Element boundary records

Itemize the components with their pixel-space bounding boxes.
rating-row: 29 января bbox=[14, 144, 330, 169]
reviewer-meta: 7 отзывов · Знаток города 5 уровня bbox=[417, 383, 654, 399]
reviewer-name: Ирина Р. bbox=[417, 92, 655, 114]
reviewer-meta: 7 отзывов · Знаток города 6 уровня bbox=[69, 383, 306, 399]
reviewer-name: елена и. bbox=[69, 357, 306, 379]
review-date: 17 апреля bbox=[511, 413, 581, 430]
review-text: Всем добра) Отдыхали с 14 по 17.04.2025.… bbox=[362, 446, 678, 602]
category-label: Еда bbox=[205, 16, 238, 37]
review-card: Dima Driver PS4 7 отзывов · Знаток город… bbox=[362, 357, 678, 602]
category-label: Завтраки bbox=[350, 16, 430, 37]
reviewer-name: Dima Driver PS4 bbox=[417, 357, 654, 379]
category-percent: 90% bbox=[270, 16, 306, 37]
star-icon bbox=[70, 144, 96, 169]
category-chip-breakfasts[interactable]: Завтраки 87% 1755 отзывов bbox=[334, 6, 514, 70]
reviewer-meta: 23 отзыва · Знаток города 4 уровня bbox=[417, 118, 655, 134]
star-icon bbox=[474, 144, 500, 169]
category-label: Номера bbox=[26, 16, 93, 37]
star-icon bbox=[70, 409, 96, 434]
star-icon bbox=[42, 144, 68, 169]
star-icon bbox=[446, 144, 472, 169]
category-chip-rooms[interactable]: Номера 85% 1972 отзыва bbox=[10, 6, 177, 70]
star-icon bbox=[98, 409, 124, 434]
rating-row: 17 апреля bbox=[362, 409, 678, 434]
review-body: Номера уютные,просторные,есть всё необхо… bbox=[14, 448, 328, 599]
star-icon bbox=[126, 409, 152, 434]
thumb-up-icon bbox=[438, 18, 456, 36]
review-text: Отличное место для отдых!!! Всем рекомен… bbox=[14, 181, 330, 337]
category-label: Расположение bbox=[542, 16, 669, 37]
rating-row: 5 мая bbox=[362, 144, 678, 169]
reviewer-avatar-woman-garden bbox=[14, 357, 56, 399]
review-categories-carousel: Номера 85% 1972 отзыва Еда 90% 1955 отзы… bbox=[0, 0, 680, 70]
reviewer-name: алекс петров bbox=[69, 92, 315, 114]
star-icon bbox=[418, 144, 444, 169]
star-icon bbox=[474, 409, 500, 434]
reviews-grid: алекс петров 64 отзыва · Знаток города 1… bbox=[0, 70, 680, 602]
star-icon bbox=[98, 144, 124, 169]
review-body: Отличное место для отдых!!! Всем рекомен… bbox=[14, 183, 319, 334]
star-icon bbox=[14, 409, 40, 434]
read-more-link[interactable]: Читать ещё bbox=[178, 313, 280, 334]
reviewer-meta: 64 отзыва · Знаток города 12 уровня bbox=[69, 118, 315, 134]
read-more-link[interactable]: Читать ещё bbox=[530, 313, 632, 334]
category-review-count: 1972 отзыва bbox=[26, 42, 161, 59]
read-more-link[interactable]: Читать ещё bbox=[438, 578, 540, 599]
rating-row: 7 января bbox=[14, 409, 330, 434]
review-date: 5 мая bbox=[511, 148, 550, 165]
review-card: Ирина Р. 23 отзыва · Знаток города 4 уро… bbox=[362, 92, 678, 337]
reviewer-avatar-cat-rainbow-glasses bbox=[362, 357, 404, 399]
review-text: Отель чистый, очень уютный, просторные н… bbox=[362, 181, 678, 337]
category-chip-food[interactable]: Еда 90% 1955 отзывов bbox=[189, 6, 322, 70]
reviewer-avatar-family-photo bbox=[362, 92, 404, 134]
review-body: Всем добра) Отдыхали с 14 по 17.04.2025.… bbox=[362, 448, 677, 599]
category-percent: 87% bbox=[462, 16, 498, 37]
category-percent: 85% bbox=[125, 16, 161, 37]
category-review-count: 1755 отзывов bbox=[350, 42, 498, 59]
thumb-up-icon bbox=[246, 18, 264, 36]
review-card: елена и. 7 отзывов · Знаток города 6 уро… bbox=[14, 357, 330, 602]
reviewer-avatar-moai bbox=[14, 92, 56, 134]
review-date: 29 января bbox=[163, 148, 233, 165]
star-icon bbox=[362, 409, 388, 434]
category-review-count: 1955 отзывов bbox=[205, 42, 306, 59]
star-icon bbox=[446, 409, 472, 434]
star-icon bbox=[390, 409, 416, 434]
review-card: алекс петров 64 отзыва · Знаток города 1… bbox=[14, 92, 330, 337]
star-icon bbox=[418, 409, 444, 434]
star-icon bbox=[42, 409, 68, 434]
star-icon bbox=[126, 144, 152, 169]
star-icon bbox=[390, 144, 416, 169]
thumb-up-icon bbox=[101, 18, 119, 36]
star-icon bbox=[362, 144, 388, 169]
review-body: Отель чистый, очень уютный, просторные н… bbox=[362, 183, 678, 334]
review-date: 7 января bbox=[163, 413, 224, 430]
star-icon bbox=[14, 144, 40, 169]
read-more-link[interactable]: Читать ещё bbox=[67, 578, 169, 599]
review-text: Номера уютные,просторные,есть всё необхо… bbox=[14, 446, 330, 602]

■ **What you have to do**
Copy out every line of the records above word for word, with no changes.

■ **Completed exercise**
Itemize the components with their pixel-space bounding boxes.
rating-row: 29 января bbox=[14, 144, 330, 169]
reviewer-meta: 7 отзывов · Знаток города 5 уровня bbox=[417, 383, 654, 399]
reviewer-name: Ирина Р. bbox=[417, 92, 655, 114]
reviewer-meta: 7 отзывов · Знаток города 6 уровня bbox=[69, 383, 306, 399]
reviewer-name: елена и. bbox=[69, 357, 306, 379]
review-date: 17 апреля bbox=[511, 413, 581, 430]
review-text: Всем добра) Отдыхали с 14 по 17.04.2025.… bbox=[362, 446, 678, 602]
category-label: Еда bbox=[205, 16, 238, 37]
review-card: Dima Driver PS4 7 отзывов · Знаток город… bbox=[362, 357, 678, 602]
category-label: Завтраки bbox=[350, 16, 430, 37]
reviewer-name: Dima Driver PS4 bbox=[417, 357, 654, 379]
category-percent: 90% bbox=[270, 16, 306, 37]
star-icon bbox=[70, 144, 96, 169]
category-chip-breakfasts[interactable]: Завтраки 87% 1755 отзывов bbox=[334, 6, 514, 70]
reviewer-meta: 23 отзыва · Знаток города 4 уровня bbox=[417, 118, 655, 134]
star-icon bbox=[474, 144, 500, 169]
category-label: Номера bbox=[26, 16, 93, 37]
star-icon bbox=[70, 409, 96, 434]
star-icon bbox=[42, 144, 68, 169]
star-icon bbox=[446, 144, 472, 169]
category-chip-rooms[interactable]: Номера 85% 1972 отзыва bbox=[10, 6, 177, 70]
star-icon bbox=[98, 409, 124, 434]
rating-row: 17 апреля bbox=[362, 409, 678, 434]
review-body: Номера уютные,просторные,есть всё необхо… bbox=[14, 448, 328, 599]
star-icon bbox=[126, 409, 152, 434]
thumb-up-icon bbox=[438, 18, 456, 36]
review-text: Отличное место для отдых!!! Всем рекомен… bbox=[14, 181, 330, 337]
category-label: Расположение bbox=[542, 16, 669, 37]
rating-row: 5 мая bbox=[362, 144, 678, 169]
reviewer-avatar-woman-garden bbox=[14, 357, 56, 399]
review-categories-carousel: Номера 85% 1972 отзыва Еда 90% 1955 отзы… bbox=[0, 0, 680, 70]
reviewer-name: алекс петров bbox=[69, 92, 315, 114]
star-icon bbox=[418, 144, 444, 169]
star-icon bbox=[474, 409, 500, 434]
reviews-grid: алекс петров 64 отзыва · Знаток города 1… bbox=[0, 70, 680, 602]
star-icon bbox=[98, 144, 124, 169]
review-body: Отличное место для отдых!!! Всем рекомен… bbox=[14, 183, 319, 334]
star-icon bbox=[14, 409, 40, 434]
read-more-link[interactable]: Читать ещё bbox=[178, 313, 280, 334]
reviewer-meta: 64 отзыва · Знаток города 12 уровня bbox=[69, 118, 315, 134]
read-more-link[interactable]: Читать ещё bbox=[530, 313, 632, 334]
category-review-count: 1972 отзыва bbox=[26, 42, 161, 59]
read-more-link[interactable]: Читать ещё bbox=[438, 578, 540, 599]
rating-row: 7 января bbox=[14, 409, 330, 434]
review-date: 5 мая bbox=[511, 148, 550, 165]
review-card: Ирина Р. 23 отзыва · Знаток города 4 уро… bbox=[362, 92, 678, 337]
reviewer-avatar-cat-rainbow-glasses bbox=[362, 357, 404, 399]
review-text: Отель чистый, очень уютный, просторные н… bbox=[362, 181, 678, 337]
category-chip-food[interactable]: Еда 90% 1955 отзывов bbox=[189, 6, 322, 70]
reviewer-avatar-family-photo bbox=[362, 92, 404, 134]
review-body: Всем добра) Отдыхали с 14 по 17.04.2025.… bbox=[362, 448, 677, 599]
category-percent: 87% bbox=[462, 16, 498, 37]
category-percent: 85% bbox=[125, 16, 161, 37]
category-review-count: 1755 отзывов bbox=[350, 42, 498, 59]
thumb-up-icon bbox=[246, 18, 264, 36]
review-card: елена и. 7 отзывов · Знаток города 6 уро… bbox=[14, 357, 330, 602]
reviewer-avatar-moai bbox=[14, 92, 56, 134]
review-date: 29 января bbox=[163, 148, 233, 165]
star-icon bbox=[362, 409, 388, 434]
category-review-count: 1955 отзывов bbox=[205, 42, 306, 59]
star-icon bbox=[446, 409, 472, 434]
star-icon bbox=[390, 409, 416, 434]
review-card: алекс петров 64 отзыва · Знаток города 1… bbox=[14, 92, 330, 337]
star-icon bbox=[418, 409, 444, 434]
star-icon bbox=[42, 409, 68, 434]
star-icon bbox=[126, 144, 152, 169]
star-icon bbox=[390, 144, 416, 169]
thumb-up-icon bbox=[101, 18, 119, 36]
star-icon bbox=[362, 144, 388, 169]
review-body: Отель чистый, очень уютный, просторные н… bbox=[362, 183, 678, 334]
review-date: 7 января bbox=[163, 413, 224, 430]
star-icon bbox=[14, 144, 40, 169]
read-more-link[interactable]: Читать ещё bbox=[67, 578, 169, 599]
review-text: Номера уютные,просторные,есть всё необхо… bbox=[14, 446, 330, 602]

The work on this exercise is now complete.